[start of Input]

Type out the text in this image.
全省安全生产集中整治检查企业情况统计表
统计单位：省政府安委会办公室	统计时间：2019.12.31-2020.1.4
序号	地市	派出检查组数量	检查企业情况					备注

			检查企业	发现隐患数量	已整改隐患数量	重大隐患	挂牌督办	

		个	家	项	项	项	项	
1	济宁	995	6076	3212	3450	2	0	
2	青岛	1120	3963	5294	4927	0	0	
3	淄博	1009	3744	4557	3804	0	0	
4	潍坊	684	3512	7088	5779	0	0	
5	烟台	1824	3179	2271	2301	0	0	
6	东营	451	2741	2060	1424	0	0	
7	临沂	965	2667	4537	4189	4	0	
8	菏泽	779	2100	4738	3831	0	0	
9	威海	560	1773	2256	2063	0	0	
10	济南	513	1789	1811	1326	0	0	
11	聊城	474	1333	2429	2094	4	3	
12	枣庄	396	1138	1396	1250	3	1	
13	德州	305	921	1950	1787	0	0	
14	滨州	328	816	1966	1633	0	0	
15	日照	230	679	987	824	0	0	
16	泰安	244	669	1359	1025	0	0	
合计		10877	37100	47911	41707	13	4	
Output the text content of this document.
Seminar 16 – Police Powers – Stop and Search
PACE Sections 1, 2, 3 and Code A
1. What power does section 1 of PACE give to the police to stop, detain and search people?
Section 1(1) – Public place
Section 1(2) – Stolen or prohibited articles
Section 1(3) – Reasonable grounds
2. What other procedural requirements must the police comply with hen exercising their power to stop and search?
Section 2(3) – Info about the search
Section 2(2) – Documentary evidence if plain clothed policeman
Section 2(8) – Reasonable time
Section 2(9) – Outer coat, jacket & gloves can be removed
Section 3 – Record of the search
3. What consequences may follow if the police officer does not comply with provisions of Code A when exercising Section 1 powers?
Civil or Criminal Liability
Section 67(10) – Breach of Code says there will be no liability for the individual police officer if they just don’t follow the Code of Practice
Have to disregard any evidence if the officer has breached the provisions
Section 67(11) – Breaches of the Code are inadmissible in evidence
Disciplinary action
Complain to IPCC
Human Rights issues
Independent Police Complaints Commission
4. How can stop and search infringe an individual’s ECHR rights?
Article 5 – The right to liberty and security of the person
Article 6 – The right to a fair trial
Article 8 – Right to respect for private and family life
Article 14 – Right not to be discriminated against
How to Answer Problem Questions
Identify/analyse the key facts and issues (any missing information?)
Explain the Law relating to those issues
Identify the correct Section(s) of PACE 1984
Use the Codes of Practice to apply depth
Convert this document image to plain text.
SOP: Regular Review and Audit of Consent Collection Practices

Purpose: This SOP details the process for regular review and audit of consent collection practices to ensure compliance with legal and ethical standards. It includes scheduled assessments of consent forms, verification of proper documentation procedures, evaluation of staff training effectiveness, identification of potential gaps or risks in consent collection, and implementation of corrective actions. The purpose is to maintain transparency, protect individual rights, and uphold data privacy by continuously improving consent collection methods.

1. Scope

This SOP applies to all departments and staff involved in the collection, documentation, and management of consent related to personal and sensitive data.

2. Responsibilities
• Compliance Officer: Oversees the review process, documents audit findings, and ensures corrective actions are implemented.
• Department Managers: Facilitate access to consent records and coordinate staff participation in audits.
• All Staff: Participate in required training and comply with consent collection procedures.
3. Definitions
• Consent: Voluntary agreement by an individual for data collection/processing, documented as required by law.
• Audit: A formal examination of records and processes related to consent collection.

[end of Input]

Your instructions:
Retype the material in full. Each word must match.

Output for this task:
Type out the text in this image.
全省安全生产集中整治检查企业情况统计表
统计单位：省政府安委会办公室	统计时间：2019.12.31-2020.1.4
序号	地市	派出检查组数量	检查企业情况					备注

			检查企业	发现隐患数量	已整改隐患数量	重大隐患	挂牌督办	

		个	家	项	项	项	项	
1	济宁	995	6076	3212	3450	2	0	
2	青岛	1120	3963	5294	4927	0	0	
3	淄博	1009	3744	4557	3804	0	0	
4	潍坊	684	3512	7088	5779	0	0	
5	烟台	1824	3179	2271	2301	0	0	
6	东营	451	2741	2060	1424	0	0	
7	临沂	965	2667	4537	4189	4	0	
8	菏泽	779	2100	4738	3831	0	0	
9	威海	560	1773	2256	2063	0	0	
10	济南	513	1789	1811	1326	0	0	
11	聊城	474	1333	2429	2094	4	3	
12	枣庄	396	1138	1396	1250	3	1	
13	德州	305	921	1950	1787	0	0	
14	滨州	328	816	1966	1633	0	0	
15	日照	230	679	987	824	0	0	
16	泰安	244	669	1359	1025	0	0	
合计		10877	37100	47911	41707	13	4	
Output the text content of this document.
Seminar 16 – Police Powers – Stop and Search
PACE Sections 1, 2, 3 and Code A
1. What power does section 1 of PACE give to the police to stop, detain and search people?
Section 1(1) – Public place
Section 1(2) – Stolen or prohibited articles
Section 1(3) – Reasonable grounds
2. What other procedural requirements must the police comply with hen exercising their power to stop and search?
Section 2(3) – Info about the search
Section 2(2) – Documentary evidence if plain clothed policeman
Section 2(8) – Reasonable time
Section 2(9) – Outer coat, jacket & gloves can be removed
Section 3 – Record of the search
3. What consequences may follow if the police officer does not comply with provisions of Code A when exercising Section 1 powers?
Civil or Criminal Liability
Section 67(10) – Breach of Code says there will be no liability for the individual police officer if they just don’t follow the Code of Practice
Have to disregard any evidence if the officer has breached the provisions
Section 67(11) – Breaches of the Code are inadmissible in evidence
Disciplinary action
Complain to IPCC
Human Rights issues
Independent Police Complaints Commission
4. How can stop and search infringe an individual’s ECHR rights?
Article 5 – The right to liberty and security of the person
Article 6 – The right to a fair trial
Article 8 – Right to respect for private and family life
Article 14 – Right not to be discriminated against
How to Answer Problem Questions
Identify/analyse the key facts and issues (any missing information?)
Explain the Law relating to those issues
Identify the correct Section(s) of PACE 1984
Use the Codes of Practice to apply depth
Convert this document image to plain text.
SOP: Regular Review and Audit of Consent Collection Practices

Purpose: This SOP details the process for regular review and audit of consent collection practices to ensure compliance with legal and ethical standards. It includes scheduled assessments of consent forms, verification of proper documentation procedures, evaluation of staff training effectiveness, identification of potential gaps or risks in consent collection, and implementation of corrective actions. The purpose is to maintain transparency, protect individual rights, and uphold data privacy by continuously improving consent collection methods.

1. Scope

This SOP applies to all departments and staff involved in the collection, documentation, and management of consent related to personal and sensitive data.

2. Responsibilities
• Compliance Officer: Oversees the review process, documents audit findings, and ensures corrective actions are implemented.
• Department Managers: Facilitate access to consent records and coordinate staff participation in audits.
• All Staff: Participate in required training and comply with consent collection procedures.
3. Definitions
• Consent: Voluntary agreement by an individual for data collection/processing, documented as required by law.
• Audit: A formal examination of records and processes related to consent collection.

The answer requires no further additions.